DIRECTIVE »
Copy the records from their first line through the line that contains "atc2-curve bbox=[109, 97, 337, 187]", swapping "Quantity" for "Output" and leaving everything else unchanged.

= = =

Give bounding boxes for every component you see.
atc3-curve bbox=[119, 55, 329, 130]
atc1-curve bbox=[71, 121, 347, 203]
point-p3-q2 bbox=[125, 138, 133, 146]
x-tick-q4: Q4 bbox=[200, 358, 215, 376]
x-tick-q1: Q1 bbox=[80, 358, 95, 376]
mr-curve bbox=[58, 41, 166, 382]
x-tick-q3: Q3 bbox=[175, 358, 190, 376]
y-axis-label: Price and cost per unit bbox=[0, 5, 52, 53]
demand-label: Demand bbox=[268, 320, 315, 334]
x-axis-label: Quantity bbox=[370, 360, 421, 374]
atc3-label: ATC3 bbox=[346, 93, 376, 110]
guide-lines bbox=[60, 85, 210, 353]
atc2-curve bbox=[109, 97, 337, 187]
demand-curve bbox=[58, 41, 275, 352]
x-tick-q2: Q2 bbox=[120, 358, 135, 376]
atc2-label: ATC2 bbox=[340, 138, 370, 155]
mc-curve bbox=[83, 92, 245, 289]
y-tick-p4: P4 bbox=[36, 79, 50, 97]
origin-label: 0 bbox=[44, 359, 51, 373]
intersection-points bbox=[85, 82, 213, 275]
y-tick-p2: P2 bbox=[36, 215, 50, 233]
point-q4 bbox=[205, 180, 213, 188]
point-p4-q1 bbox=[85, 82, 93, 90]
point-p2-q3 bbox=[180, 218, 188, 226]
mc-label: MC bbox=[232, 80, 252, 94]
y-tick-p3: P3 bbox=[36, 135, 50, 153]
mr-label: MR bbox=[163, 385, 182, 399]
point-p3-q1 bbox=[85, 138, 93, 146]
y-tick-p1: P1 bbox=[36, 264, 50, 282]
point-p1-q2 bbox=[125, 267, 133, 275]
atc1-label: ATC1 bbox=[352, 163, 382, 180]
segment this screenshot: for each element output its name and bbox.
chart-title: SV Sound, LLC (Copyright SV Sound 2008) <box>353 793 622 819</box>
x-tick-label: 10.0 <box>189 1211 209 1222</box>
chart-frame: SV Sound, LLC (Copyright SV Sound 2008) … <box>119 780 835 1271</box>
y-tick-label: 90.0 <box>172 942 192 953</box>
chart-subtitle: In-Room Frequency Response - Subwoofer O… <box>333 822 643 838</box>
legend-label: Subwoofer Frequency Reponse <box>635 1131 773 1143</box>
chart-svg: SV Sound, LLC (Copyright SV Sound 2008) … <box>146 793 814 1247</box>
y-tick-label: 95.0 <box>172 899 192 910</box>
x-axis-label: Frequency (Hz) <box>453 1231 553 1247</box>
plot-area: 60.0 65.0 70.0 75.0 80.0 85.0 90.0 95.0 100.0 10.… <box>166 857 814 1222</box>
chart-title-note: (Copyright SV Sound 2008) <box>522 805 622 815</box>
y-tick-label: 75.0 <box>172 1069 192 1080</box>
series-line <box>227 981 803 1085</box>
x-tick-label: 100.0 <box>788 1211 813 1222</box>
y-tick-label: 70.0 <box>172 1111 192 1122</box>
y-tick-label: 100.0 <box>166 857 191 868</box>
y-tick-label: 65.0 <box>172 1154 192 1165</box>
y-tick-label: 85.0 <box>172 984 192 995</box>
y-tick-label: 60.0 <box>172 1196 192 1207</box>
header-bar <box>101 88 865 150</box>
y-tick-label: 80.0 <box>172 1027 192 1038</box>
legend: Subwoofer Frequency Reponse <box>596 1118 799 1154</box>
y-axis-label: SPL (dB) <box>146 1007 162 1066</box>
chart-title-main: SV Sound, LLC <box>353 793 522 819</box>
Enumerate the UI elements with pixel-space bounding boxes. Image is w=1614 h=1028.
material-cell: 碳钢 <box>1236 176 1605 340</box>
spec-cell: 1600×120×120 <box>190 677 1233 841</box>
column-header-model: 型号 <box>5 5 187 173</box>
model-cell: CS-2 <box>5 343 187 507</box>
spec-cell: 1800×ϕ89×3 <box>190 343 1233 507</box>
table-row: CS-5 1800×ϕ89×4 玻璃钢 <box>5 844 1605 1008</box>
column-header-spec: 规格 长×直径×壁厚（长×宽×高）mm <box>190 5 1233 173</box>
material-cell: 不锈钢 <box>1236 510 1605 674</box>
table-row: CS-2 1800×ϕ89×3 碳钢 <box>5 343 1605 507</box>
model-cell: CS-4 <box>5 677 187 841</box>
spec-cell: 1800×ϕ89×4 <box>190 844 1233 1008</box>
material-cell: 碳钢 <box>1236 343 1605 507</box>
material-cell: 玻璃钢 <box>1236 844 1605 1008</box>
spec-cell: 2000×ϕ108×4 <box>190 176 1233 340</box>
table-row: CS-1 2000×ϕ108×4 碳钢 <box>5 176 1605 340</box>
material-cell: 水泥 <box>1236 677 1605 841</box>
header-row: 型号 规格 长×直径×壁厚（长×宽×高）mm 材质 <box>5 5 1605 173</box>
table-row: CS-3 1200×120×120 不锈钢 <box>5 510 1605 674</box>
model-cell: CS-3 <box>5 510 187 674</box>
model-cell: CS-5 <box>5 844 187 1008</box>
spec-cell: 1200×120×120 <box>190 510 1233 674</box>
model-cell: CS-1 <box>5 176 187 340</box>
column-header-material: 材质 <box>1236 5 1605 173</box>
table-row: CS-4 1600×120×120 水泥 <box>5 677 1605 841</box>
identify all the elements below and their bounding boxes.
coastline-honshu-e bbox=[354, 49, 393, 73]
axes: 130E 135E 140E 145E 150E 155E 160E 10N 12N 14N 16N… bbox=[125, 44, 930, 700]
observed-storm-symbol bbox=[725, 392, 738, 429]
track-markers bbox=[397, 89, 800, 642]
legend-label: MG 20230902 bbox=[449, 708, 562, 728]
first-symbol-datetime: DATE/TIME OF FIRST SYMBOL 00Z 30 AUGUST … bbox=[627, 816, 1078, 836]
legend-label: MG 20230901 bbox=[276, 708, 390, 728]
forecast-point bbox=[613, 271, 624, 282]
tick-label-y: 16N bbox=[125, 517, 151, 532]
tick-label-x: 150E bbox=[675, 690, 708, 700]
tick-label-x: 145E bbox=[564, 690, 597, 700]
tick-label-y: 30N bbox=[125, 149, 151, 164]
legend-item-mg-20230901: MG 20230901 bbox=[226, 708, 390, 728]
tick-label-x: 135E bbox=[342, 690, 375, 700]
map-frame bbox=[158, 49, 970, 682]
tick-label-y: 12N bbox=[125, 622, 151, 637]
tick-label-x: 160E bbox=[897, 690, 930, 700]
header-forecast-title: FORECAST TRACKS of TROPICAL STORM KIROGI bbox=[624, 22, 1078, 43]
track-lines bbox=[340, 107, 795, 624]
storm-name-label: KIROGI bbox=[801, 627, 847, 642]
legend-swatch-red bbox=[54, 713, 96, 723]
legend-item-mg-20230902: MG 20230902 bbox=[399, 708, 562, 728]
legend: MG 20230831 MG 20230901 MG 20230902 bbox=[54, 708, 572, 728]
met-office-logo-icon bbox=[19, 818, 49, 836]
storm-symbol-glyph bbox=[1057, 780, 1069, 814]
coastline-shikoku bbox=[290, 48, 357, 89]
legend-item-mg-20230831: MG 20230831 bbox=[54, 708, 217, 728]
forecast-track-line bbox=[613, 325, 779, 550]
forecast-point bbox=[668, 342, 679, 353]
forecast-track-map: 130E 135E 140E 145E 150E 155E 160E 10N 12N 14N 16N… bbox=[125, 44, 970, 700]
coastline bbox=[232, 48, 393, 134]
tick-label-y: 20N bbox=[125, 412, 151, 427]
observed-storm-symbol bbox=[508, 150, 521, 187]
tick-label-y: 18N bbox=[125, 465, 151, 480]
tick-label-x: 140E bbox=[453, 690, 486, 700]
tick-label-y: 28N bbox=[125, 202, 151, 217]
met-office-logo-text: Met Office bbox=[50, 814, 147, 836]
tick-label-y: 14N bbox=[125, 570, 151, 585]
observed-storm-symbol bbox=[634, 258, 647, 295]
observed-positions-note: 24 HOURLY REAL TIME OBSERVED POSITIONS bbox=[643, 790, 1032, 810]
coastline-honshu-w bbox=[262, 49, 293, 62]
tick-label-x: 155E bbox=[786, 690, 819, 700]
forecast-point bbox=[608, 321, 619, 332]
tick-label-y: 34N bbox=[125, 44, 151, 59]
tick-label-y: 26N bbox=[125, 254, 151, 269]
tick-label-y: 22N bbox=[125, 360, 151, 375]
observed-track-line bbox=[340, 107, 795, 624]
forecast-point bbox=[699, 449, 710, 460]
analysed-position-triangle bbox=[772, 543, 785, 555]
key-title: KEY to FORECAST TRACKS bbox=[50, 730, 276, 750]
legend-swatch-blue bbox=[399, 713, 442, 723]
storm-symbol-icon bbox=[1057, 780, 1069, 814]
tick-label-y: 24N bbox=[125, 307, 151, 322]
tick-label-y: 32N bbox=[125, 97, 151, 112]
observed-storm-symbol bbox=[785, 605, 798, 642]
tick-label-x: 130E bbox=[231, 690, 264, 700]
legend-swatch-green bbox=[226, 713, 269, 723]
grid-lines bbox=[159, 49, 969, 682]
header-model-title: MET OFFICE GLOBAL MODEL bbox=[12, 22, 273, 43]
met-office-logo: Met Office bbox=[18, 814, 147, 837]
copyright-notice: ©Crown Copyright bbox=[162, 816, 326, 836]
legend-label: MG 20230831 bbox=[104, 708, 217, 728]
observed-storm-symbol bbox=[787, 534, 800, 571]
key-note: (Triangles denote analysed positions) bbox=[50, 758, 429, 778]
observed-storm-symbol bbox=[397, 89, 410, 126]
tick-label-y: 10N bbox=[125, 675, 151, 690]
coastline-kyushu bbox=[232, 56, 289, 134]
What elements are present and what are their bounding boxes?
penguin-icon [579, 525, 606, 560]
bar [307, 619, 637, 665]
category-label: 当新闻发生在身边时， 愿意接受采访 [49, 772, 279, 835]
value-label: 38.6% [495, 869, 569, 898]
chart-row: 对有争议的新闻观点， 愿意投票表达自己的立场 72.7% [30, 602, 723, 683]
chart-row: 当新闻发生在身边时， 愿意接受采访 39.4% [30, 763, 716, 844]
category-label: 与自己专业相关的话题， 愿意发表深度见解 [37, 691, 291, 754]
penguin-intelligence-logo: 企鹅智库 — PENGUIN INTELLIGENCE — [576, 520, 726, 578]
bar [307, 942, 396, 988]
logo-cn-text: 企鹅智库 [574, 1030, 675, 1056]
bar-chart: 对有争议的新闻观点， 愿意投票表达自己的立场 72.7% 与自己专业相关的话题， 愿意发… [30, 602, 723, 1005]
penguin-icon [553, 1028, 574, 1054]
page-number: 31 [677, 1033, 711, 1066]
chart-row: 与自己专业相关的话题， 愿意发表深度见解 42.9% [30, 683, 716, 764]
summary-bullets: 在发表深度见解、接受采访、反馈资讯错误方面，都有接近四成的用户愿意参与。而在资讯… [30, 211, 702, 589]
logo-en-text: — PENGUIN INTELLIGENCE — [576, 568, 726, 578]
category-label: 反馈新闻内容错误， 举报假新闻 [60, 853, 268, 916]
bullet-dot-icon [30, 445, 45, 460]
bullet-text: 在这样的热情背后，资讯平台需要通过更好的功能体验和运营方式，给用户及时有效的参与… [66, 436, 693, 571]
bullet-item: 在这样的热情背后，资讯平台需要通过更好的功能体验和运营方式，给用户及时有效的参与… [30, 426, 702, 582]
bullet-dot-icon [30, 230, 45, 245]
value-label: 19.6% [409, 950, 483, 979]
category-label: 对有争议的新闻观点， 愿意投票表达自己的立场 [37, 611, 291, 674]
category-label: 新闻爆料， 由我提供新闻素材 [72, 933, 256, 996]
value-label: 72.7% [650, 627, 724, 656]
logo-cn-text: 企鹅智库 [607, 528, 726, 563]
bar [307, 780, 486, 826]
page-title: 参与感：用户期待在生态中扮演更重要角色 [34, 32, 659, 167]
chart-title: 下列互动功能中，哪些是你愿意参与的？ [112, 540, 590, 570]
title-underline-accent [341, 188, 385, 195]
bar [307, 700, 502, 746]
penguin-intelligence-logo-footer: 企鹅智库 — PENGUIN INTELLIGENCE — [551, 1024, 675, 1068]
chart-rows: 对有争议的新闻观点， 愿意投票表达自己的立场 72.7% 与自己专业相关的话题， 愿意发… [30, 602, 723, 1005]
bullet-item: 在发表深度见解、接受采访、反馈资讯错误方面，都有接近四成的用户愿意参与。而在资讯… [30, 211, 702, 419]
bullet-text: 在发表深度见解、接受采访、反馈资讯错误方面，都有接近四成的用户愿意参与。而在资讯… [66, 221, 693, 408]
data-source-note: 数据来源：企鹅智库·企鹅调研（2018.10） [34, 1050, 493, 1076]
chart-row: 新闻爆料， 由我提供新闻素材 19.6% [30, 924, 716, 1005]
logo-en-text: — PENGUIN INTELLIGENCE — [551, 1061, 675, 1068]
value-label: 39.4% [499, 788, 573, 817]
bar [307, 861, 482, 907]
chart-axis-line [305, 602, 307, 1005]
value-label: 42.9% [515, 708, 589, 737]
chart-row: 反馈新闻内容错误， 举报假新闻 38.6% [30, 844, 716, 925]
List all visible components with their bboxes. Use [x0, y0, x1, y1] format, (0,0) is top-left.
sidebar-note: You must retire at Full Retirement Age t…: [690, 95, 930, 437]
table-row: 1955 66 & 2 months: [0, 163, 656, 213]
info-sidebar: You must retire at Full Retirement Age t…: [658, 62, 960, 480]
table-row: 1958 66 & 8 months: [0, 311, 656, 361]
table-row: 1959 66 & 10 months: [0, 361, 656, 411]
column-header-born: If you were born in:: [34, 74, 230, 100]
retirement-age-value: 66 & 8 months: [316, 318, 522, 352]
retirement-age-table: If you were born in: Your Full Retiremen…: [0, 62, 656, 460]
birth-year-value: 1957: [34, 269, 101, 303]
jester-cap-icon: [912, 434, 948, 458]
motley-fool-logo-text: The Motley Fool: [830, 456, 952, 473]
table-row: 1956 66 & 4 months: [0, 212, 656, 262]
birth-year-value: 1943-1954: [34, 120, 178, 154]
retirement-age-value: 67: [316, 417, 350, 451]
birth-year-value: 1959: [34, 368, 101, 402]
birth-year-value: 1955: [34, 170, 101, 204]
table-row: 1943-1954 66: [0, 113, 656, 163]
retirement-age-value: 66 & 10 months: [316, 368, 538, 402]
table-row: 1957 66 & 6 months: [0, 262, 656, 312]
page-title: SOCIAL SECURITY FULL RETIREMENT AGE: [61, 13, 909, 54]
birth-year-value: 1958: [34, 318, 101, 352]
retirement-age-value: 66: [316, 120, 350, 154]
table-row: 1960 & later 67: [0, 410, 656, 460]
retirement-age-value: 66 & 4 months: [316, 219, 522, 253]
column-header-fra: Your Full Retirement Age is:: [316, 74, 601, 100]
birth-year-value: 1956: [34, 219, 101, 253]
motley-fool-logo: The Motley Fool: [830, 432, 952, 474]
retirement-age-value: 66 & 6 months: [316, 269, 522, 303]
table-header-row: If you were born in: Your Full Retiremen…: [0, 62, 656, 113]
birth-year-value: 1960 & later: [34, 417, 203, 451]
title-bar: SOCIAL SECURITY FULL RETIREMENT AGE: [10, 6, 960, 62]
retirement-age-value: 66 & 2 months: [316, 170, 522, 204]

= = =

TASK RESULT »
Give bounding boxes for every component you see.
atc3-curve bbox=[119, 55, 329, 130]
atc1-curve bbox=[71, 121, 347, 203]
point-p3-q2 bbox=[125, 138, 133, 146]
x-tick-q4: Q4 bbox=[200, 358, 215, 376]
x-tick-q1: Q1 bbox=[80, 358, 95, 376]
mr-curve bbox=[58, 41, 166, 382]
x-tick-q3: Q3 bbox=[175, 358, 190, 376]
y-axis-label: Price and cost per unit bbox=[0, 5, 52, 53]
demand-label: Demand bbox=[268, 320, 315, 334]
x-axis-label: Output bbox=[370, 360, 421, 374]
atc3-label: ATC3 bbox=[346, 93, 376, 110]
guide-lines bbox=[60, 85, 210, 353]
atc2-curve bbox=[109, 97, 337, 187]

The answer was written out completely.